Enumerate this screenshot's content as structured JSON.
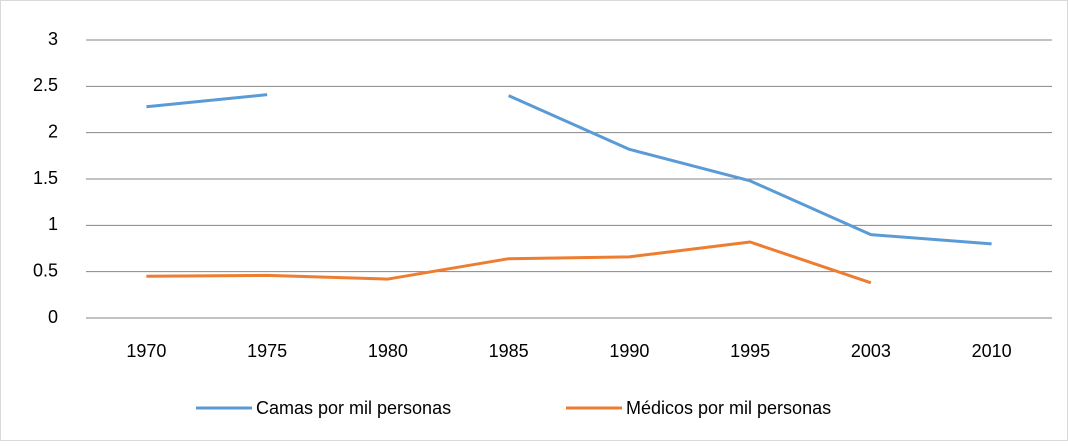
{
  "chart_data": {
    "type": "line",
    "categories": [
      "1970",
      "1975",
      "1980",
      "1985",
      "1990",
      "1995",
      "2003",
      "2010"
    ],
    "series": [
      {
        "name": "Camas por mil personas",
        "color": "#5b9bd5",
        "values": [
          2.28,
          2.41,
          null,
          2.4,
          1.82,
          1.48,
          0.9,
          0.8
        ]
      },
      {
        "name": "Médicos por mil personas",
        "color": "#ed7d31",
        "values": [
          0.45,
          0.46,
          0.42,
          0.64,
          0.66,
          0.82,
          0.38,
          null
        ]
      }
    ],
    "ylim": [
      0,
      3
    ],
    "yticks": [
      0,
      0.5,
      1,
      1.5,
      2,
      2.5,
      3
    ],
    "grid": true,
    "legend": "bottom"
  }
}
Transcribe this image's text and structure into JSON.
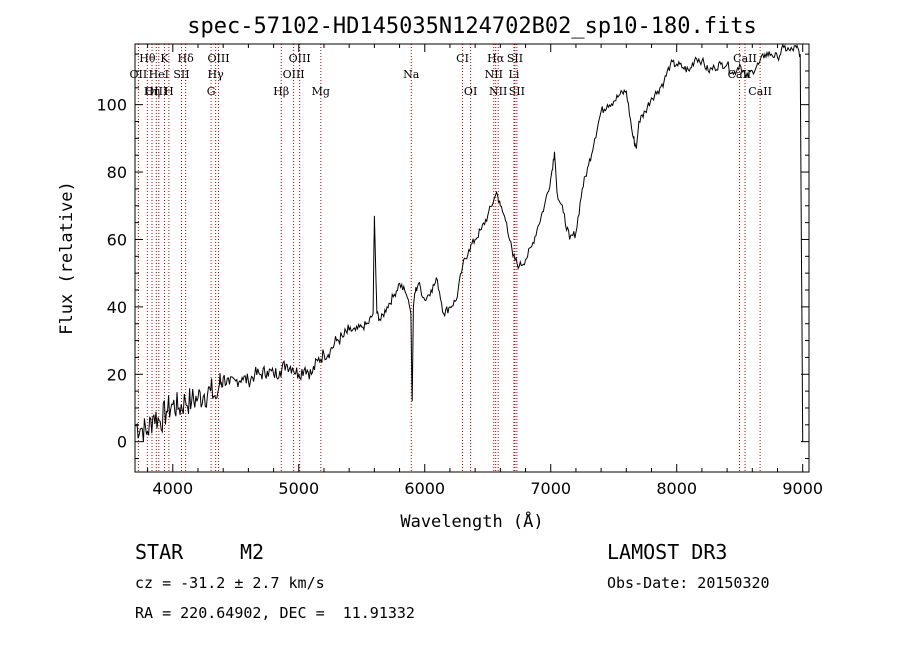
{
  "chart_data": {
    "type": "line",
    "title": "spec-57102-HD145035N124702B02_sp10-180.fits",
    "xlabel": "Wavelength (Å)",
    "ylabel": "Flux (relative)",
    "xlim": [
      3700,
      9050
    ],
    "ylim": [
      -9,
      118
    ],
    "xticks": [
      4000,
      5000,
      6000,
      7000,
      8000,
      9000
    ],
    "yticks": [
      0,
      20,
      40,
      60,
      80,
      100
    ],
    "grid": false,
    "series": [
      {
        "name": "spectrum",
        "x": [
          3700,
          3750,
          3800,
          3850,
          3900,
          3950,
          4000,
          4050,
          4100,
          4150,
          4200,
          4250,
          4300,
          4350,
          4370,
          4400,
          4450,
          4500,
          4550,
          4600,
          4650,
          4700,
          4750,
          4800,
          4850,
          4900,
          4950,
          5000,
          5050,
          5100,
          5150,
          5200,
          5250,
          5300,
          5350,
          5400,
          5450,
          5500,
          5550,
          5590,
          5600,
          5620,
          5650,
          5700,
          5750,
          5800,
          5850,
          5870,
          5890,
          5900,
          5910,
          5920,
          5950,
          6000,
          6050,
          6100,
          6150,
          6200,
          6250,
          6300,
          6350,
          6400,
          6450,
          6500,
          6550,
          6570,
          6600,
          6650,
          6700,
          6750,
          6800,
          6850,
          6900,
          6950,
          7000,
          7030,
          7050,
          7100,
          7150,
          7200,
          7250,
          7300,
          7350,
          7400,
          7450,
          7500,
          7550,
          7600,
          7650,
          7680,
          7700,
          7750,
          7800,
          7850,
          7900,
          7950,
          8000,
          8050,
          8100,
          8150,
          8200,
          8250,
          8300,
          8350,
          8400,
          8450,
          8500,
          8550,
          8600,
          8650,
          8700,
          8750,
          8800,
          8850,
          8900,
          8950,
          8980,
          9000
        ],
        "y": [
          5,
          4,
          3,
          8,
          6,
          9,
          11,
          10,
          12,
          12,
          13,
          14,
          15,
          13,
          17,
          19,
          17,
          18,
          19,
          18,
          20,
          20,
          21,
          20,
          21,
          23,
          22,
          20,
          22,
          20,
          24,
          26,
          27,
          30,
          31,
          33,
          33,
          34,
          35,
          38,
          67,
          38,
          36,
          40,
          43,
          47,
          44,
          42,
          38,
          12,
          40,
          44,
          47,
          42,
          45,
          48,
          38,
          40,
          42,
          52,
          57,
          60,
          63,
          67,
          72,
          74,
          70,
          65,
          55,
          52,
          54,
          58,
          64,
          70,
          78,
          86,
          74,
          68,
          60,
          62,
          75,
          82,
          90,
          98,
          100,
          101,
          103,
          104,
          91,
          87,
          95,
          98,
          102,
          104,
          107,
          112,
          112,
          111,
          110,
          114,
          113,
          110,
          111,
          112,
          112,
          109,
          112,
          108,
          110,
          112,
          115,
          115,
          114,
          117,
          116,
          117,
          115,
          0
        ]
      }
    ],
    "emission_lines": [
      {
        "label": "Hθ",
        "wl": 3798,
        "row": 1
      },
      {
        "label": "OII",
        "wl": 3727,
        "row": 2
      },
      {
        "label": "OIII",
        "wl": 3869,
        "row": 3
      },
      {
        "label": "K",
        "wl": 3934,
        "row": 1
      },
      {
        "label": "HeI",
        "wl": 3889,
        "row": 2
      },
      {
        "label": "Hη",
        "wl": 3835,
        "row": 3
      },
      {
        "label": "H",
        "wl": 3969,
        "row": 3
      },
      {
        "label": "Hδ",
        "wl": 4102,
        "row": 1
      },
      {
        "label": "SII",
        "wl": 4069,
        "row": 2
      },
      {
        "label": "OIII",
        "wl": 4363,
        "row": 1
      },
      {
        "label": "Hγ",
        "wl": 4340,
        "row": 2
      },
      {
        "label": "G",
        "wl": 4304,
        "row": 3
      },
      {
        "label": "Hβ",
        "wl": 4861,
        "row": 3
      },
      {
        "label": "OIII",
        "wl": 5007,
        "row": 1
      },
      {
        "label": "OIII",
        "wl": 4959,
        "row": 2
      },
      {
        "label": "Mg",
        "wl": 5175,
        "row": 3
      },
      {
        "label": "Na",
        "wl": 5893,
        "row": 2
      },
      {
        "label": "CI",
        "wl": 6300,
        "row": 1
      },
      {
        "label": "OI",
        "wl": 6364,
        "row": 3
      },
      {
        "label": "Hα",
        "wl": 6563,
        "row": 1
      },
      {
        "label": "SII",
        "wl": 6716,
        "row": 1
      },
      {
        "label": "NII",
        "wl": 6548,
        "row": 2
      },
      {
        "label": "Li",
        "wl": 6708,
        "row": 2
      },
      {
        "label": "NII",
        "wl": 6583,
        "row": 3
      },
      {
        "label": "SII",
        "wl": 6731,
        "row": 3
      },
      {
        "label": "CaII",
        "wl": 8542,
        "row": 1
      },
      {
        "label": "CaII",
        "wl": 8498,
        "row": 2
      },
      {
        "label": "CaII",
        "wl": 8662,
        "row": 3
      }
    ]
  },
  "info": {
    "object_class": "STAR",
    "subclass": "M2",
    "survey": "LAMOST DR3",
    "cz": "cz = -31.2 ± 2.7 km/s",
    "obs_date": "Obs-Date: 20150320",
    "coords": "RA = 220.64902, DEC =  11.91332"
  },
  "colors": {
    "line_marker": "#c00000",
    "spectrum": "#000000"
  }
}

◆ WHAT TO WORK ON
Write out the listing above exactly as it stands, pictures excluded.

◆ ANSWER FOR THE TASK
Enumerate this screenshot's content as structured JSON.
{
  "chart_data": {
    "type": "line",
    "categories": [
      "1970",
      "1975",
      "1980",
      "1985",
      "1990",
      "1995",
      "2003",
      "2010"
    ],
    "series": [
      {
        "name": "Camas por mil personas",
        "color": "#5b9bd5",
        "values": [
          2.28,
          2.41,
          null,
          2.4,
          1.82,
          1.48,
          0.9,
          0.8
        ]
      },
      {
        "name": "Médicos por mil personas",
        "color": "#ed7d31",
        "values": [
          0.45,
          0.46,
          0.42,
          0.64,
          0.66,
          0.82,
          0.38,
          null
        ]
      }
    ],
    "ylim": [
      0,
      3
    ],
    "yticks": [
      0,
      0.5,
      1,
      1.5,
      2,
      2.5,
      3
    ],
    "grid": true,
    "legend": "bottom"
  }
}
Transcribe this image's text and structure into JSON.
{
  "chart_data": {
    "type": "line",
    "title": "spec-57102-HD145035N124702B02_sp10-180.fits",
    "xlabel": "Wavelength (Å)",
    "ylabel": "Flux (relative)",
    "xlim": [
      3700,
      9050
    ],
    "ylim": [
      -9,
      118
    ],
    "xticks": [
      4000,
      5000,
      6000,
      7000,
      8000,
      9000
    ],
    "yticks": [
      0,
      20,
      40,
      60,
      80,
      100
    ],
    "grid": false,
    "series": [
      {
        "name": "spectrum",
        "x": [
          3700,
          3750,
          3800,
          3850,
          3900,
          3950,
          4000,
          4050,
          4100,
          4150,
          4200,
          4250,
          4300,
          4350,
          4370,
          4400,
          4450,
          4500,
          4550,
          4600,
          4650,
          4700,
          4750,
          4800,
          4850,
          4900,
          4950,
          5000,
          5050,
          5100,
          5150,
          5200,
          5250,
          5300,
          5350,
          5400,
          5450,
          5500,
          5550,
          5590,
          5600,
          5620,
          5650,
          5700,
          5750,
          5800,
          5850,
          5870,
          5890,
          5900,
          5910,
          5920,
          5950,
          6000,
          6050,
          6100,
          6150,
          6200,
          6250,
          6300,
          6350,
          6400,
          6450,
          6500,
          6550,
          6570,
          6600,
          6650,
          6700,
          6750,
          6800,
          6850,
          6900,
          6950,
          7000,
          7030,
          7050,
          7100,
          7150,
          7200,
          7250,
          7300,
          7350,
          7400,
          7450,
          7500,
          7550,
          7600,
          7650,
          7680,
          7700,
          7750,
          7800,
          7850,
          7900,
          7950,
          8000,
          8050,
          8100,
          8150,
          8200,
          8250,
          8300,
          8350,
          8400,
          8450,
          8500,
          8550,
          8600,
          8650,
          8700,
          8750,
          8800,
          8850,
          8900,
          8950,
          8980,
          9000
        ],
        "y": [
          5,
          4,
          3,
          8,
          6,
          9,
          11,
          10,
          12,
          12,
          13,
          14,
          15,
          13,
          17,
          19,
          17,
          18,
          19,
          18,
          20,
          20,
          21,
          20,
          21,
          23,
          22,
          20,
          22,
          20,
          24,
          26,
          27,
          30,
          31,
          33,
          33,
          34,
          35,
          38,
          67,
          38,
          36,
          40,
          43,
          47,
          44,
          42,
          38,
          12,
          40,
          44,
          47,
          42,
          45,
          48,
          38,
          40,
          42,
          52,
          57,
          60,
          63,
          67,
          72,
          74,
          70,
          65,
          55,
          52,
          54,
          58,
          64,
          70,
          78,
          86,
          74,
          68,
          60,
          62,
          75,
          82,
          90,
          98,
          100,
          101,
          103,
          104,
          91,
          87,
          95,
          98,
          102,
          104,
          107,
          112,
          112,
          111,
          110,
          114,
          113,
          110,
          111,
          112,
          112,
          109,
          112,
          108,
          110,
          112,
          115,
          115,
          114,
          117,
          116,
          117,
          115,
          0
        ]
      }
    ],
    "emission_lines": [
      {
        "label": "Hθ",
        "wl": 3798,
        "row": 1
      },
      {
        "label": "OII",
        "wl": 3727,
        "row": 2
      },
      {
        "label": "OIII",
        "wl": 3869,
        "row": 3
      },
      {
        "label": "K",
        "wl": 3934,
        "row": 1
      },
      {
        "label": "HeI",
        "wl": 3889,
        "row": 2
      },
      {
        "label": "Hη",
        "wl": 3835,
        "row": 3
      },
      {
        "label": "H",
        "wl": 3969,
        "row": 3
      },
      {
        "label": "Hδ",
        "wl": 4102,
        "row": 1
      },
      {
        "label": "SII",
        "wl": 4069,
        "row": 2
      },
      {
        "label": "OIII",
        "wl": 4363,
        "row": 1
      },
      {
        "label": "Hγ",
        "wl": 4340,
        "row": 2
      },
      {
        "label": "G",
        "wl": 4304,
        "row": 3
      },
      {
        "label": "Hβ",
        "wl": 4861,
        "row": 3
      },
      {
        "label": "OIII",
        "wl": 5007,
        "row": 1
      },
      {
        "label": "OIII",
        "wl": 4959,
        "row": 2
      },
      {
        "label": "Mg",
        "wl": 5175,
        "row": 3
      },
      {
        "label": "Na",
        "wl": 5893,
        "row": 2
      },
      {
        "label": "CI",
        "wl": 6300,
        "row": 1
      },
      {
        "label": "OI",
        "wl": 6364,
        "row": 3
      },
      {
        "label": "Hα",
        "wl": 6563,
        "row": 1
      },
      {
        "label": "SII",
        "wl": 6716,
        "row": 1
      },
      {
        "label": "NII",
        "wl": 6548,
        "row": 2
      },
      {
        "label": "Li",
        "wl": 6708,
        "row": 2
      },
      {
        "label": "NII",
        "wl": 6583,
        "row": 3
      },
      {
        "label": "SII",
        "wl": 6731,
        "row": 3
      },
      {
        "label": "CaII",
        "wl": 8542,
        "row": 1
      },
      {
        "label": "CaII",
        "wl": 8498,
        "row": 2
      },
      {
        "label": "CaII",
        "wl": 8662,
        "row": 3
      }
    ]
  },
  "info": {
    "object_class": "STAR",
    "subclass": "M2",
    "survey": "LAMOST DR3",
    "cz": "cz = -31.2 ± 2.7 km/s",
    "obs_date": "Obs-Date: 20150320",
    "coords": "RA = 220.64902, DEC =  11.91332"
  },
  "colors": {
    "line_marker": "#c00000",
    "spectrum": "#000000"
  }
}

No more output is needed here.